→ **Aim**: Your answer should be a single number: the count of lines holding the word "Untitled".

Collected data entries:
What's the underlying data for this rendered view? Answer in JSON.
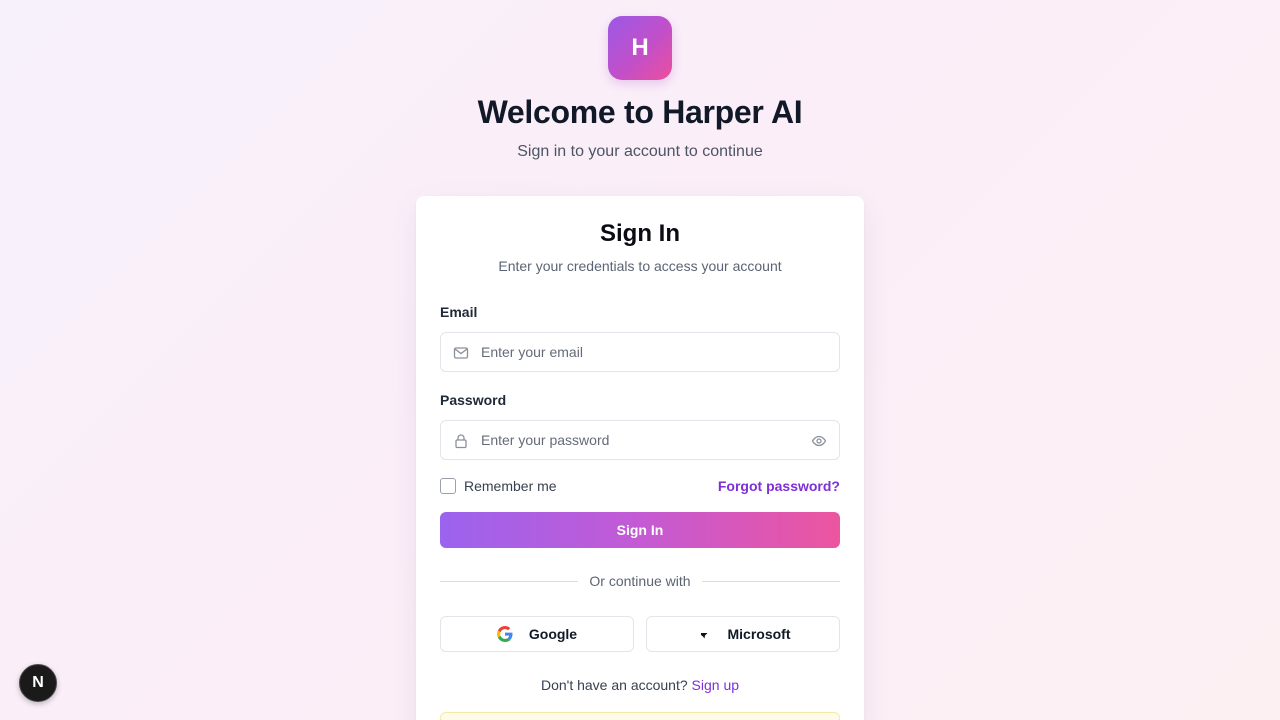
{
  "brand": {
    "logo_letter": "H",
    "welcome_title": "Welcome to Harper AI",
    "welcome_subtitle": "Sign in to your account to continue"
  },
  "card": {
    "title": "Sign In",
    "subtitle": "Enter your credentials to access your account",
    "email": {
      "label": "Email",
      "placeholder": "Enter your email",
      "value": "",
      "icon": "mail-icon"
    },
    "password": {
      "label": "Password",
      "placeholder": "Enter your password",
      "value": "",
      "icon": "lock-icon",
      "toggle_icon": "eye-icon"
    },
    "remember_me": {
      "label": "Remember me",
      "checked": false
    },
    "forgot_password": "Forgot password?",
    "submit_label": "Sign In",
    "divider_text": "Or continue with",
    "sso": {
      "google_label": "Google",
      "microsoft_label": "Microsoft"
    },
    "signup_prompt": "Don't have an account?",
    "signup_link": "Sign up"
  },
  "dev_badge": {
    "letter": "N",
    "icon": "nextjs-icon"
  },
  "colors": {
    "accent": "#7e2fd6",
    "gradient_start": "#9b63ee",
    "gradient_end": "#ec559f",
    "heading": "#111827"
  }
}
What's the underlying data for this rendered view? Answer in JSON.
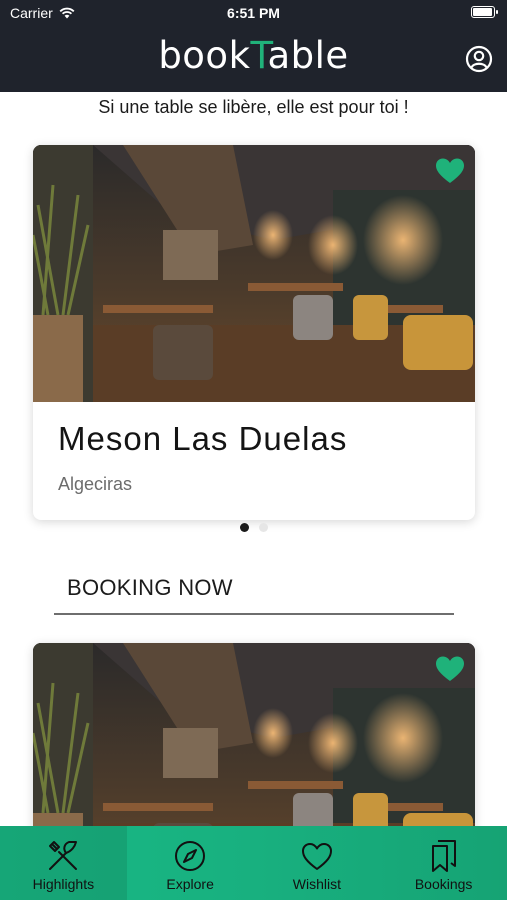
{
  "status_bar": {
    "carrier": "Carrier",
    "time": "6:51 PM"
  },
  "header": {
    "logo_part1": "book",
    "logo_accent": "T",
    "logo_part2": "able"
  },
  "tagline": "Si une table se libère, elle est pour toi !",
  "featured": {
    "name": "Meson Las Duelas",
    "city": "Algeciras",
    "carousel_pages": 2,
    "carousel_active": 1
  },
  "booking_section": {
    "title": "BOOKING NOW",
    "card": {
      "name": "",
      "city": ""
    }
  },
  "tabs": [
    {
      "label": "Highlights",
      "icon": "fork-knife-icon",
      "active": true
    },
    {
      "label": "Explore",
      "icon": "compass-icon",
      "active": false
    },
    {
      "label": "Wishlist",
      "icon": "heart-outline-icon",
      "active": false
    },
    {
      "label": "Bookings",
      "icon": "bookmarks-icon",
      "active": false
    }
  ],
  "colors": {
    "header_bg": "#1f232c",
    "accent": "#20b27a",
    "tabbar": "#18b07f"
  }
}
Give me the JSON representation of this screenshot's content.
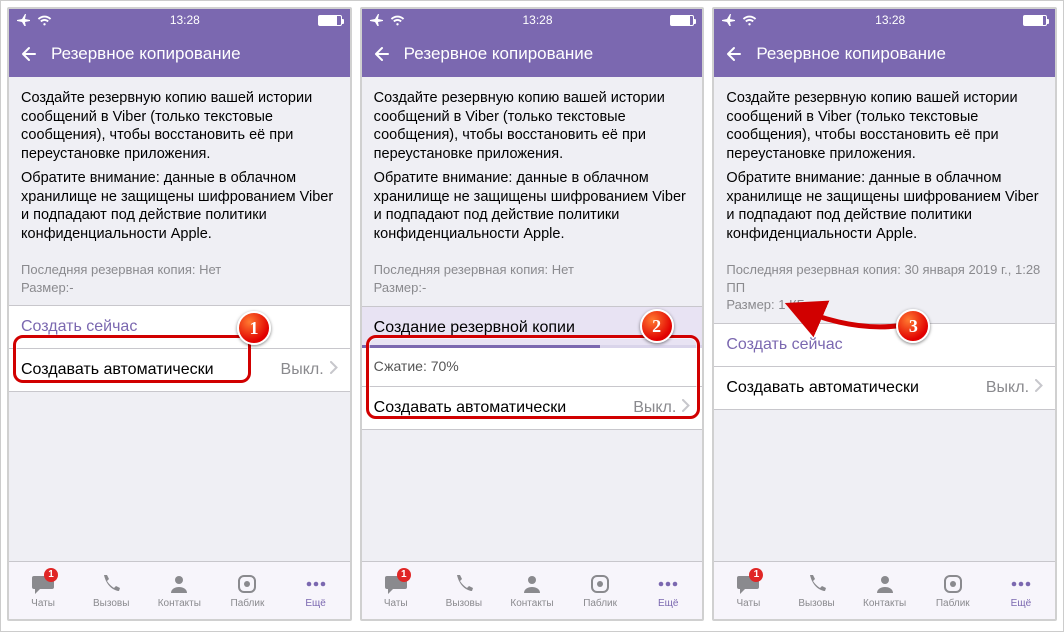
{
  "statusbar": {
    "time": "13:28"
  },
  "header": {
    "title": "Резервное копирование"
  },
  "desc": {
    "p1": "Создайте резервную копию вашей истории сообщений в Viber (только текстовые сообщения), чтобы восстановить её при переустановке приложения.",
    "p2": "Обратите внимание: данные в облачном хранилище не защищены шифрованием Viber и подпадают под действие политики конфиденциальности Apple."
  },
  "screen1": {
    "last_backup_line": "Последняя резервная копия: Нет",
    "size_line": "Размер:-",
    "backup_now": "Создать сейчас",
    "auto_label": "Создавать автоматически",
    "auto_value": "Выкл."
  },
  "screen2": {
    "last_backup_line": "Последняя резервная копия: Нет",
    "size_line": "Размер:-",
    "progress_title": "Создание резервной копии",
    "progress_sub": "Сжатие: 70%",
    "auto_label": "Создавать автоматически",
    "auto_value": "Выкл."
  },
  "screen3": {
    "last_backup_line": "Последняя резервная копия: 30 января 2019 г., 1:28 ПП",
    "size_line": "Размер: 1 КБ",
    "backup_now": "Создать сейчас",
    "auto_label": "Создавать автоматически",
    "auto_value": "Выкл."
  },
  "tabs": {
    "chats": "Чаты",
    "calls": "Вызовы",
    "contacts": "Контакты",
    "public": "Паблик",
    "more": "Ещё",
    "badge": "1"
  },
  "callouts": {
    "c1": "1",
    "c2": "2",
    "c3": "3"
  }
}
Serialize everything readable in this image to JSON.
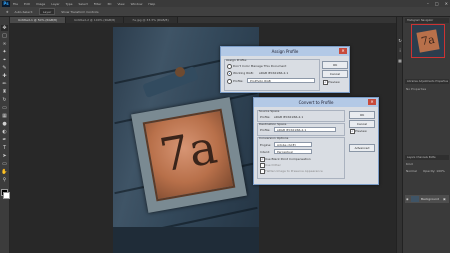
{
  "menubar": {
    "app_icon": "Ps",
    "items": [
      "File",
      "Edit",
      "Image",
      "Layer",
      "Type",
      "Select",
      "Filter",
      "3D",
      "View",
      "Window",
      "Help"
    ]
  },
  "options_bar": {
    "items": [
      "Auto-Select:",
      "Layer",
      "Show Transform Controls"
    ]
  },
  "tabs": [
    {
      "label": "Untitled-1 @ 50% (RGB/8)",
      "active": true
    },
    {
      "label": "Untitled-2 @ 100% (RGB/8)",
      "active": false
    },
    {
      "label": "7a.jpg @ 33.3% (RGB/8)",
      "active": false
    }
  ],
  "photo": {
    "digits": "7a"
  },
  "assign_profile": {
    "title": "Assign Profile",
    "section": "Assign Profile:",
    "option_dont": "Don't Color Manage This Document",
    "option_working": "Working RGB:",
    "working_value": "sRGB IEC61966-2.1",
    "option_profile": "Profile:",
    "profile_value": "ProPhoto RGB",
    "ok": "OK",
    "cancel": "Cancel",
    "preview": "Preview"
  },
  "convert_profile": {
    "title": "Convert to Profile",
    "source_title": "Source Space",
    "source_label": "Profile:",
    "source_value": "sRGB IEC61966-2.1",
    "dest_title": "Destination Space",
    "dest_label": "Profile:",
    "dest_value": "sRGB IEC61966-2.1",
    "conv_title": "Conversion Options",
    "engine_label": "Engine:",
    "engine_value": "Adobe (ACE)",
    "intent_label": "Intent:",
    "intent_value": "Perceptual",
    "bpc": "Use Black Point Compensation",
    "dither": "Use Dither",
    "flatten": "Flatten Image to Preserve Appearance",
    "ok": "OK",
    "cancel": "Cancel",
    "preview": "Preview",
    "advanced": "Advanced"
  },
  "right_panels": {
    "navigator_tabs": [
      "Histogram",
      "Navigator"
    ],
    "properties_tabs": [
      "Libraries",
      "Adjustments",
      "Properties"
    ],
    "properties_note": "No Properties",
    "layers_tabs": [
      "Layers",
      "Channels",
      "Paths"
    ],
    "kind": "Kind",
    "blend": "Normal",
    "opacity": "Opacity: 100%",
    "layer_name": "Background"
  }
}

→ **Problem solution**: 2